▶ [What the task asks] Go through the entries below and pick out every line with "读作什么".

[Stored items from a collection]
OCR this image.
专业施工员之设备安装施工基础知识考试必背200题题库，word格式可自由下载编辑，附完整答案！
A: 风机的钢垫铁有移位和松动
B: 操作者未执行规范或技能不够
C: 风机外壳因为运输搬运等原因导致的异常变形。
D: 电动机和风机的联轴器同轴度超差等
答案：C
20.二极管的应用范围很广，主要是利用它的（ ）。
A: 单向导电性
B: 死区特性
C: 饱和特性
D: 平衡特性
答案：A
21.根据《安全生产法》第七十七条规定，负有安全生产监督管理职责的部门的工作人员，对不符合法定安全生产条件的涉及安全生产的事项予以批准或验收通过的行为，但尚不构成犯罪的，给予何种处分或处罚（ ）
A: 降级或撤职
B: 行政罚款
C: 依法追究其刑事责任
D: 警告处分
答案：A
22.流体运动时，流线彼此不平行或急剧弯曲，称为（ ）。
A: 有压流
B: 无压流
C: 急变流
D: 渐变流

* * *

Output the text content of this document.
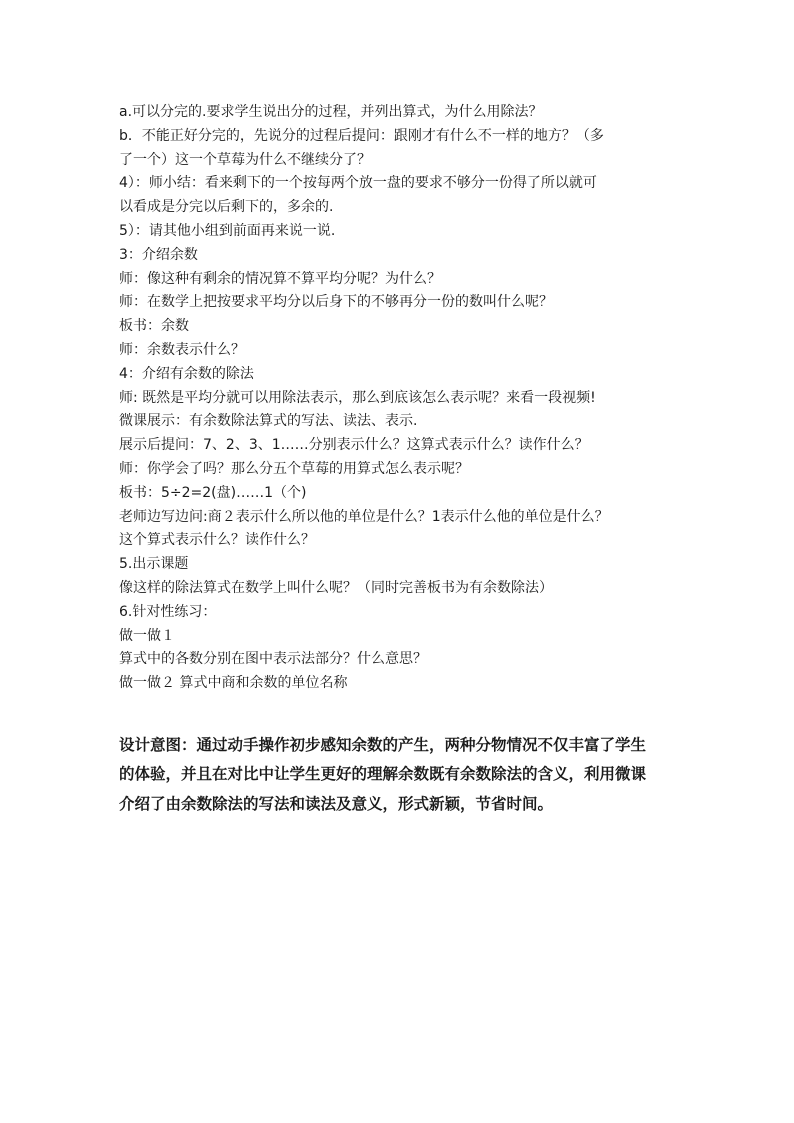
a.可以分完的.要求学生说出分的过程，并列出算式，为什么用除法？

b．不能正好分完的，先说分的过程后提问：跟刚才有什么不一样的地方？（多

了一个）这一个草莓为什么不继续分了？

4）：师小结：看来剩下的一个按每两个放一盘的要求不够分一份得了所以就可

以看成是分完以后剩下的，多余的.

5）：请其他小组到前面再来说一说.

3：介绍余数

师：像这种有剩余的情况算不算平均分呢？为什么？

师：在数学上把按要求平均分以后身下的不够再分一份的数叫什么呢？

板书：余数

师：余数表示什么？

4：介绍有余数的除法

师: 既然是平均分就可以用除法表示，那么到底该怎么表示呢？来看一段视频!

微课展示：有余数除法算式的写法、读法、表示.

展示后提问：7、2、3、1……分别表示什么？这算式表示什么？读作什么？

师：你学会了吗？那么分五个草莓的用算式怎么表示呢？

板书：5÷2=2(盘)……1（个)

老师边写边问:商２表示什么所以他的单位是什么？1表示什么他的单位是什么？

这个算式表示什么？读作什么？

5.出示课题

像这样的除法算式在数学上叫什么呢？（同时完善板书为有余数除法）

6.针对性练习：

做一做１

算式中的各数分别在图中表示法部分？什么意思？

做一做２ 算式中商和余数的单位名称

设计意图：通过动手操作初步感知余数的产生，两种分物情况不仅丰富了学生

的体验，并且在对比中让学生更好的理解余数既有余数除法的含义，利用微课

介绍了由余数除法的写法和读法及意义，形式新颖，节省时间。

▶ [Solution for this exercise]
展示后提问：7、2、3、1……分别表示什么？这算式表示什么？读作什么？
这个算式表示什么？读作什么？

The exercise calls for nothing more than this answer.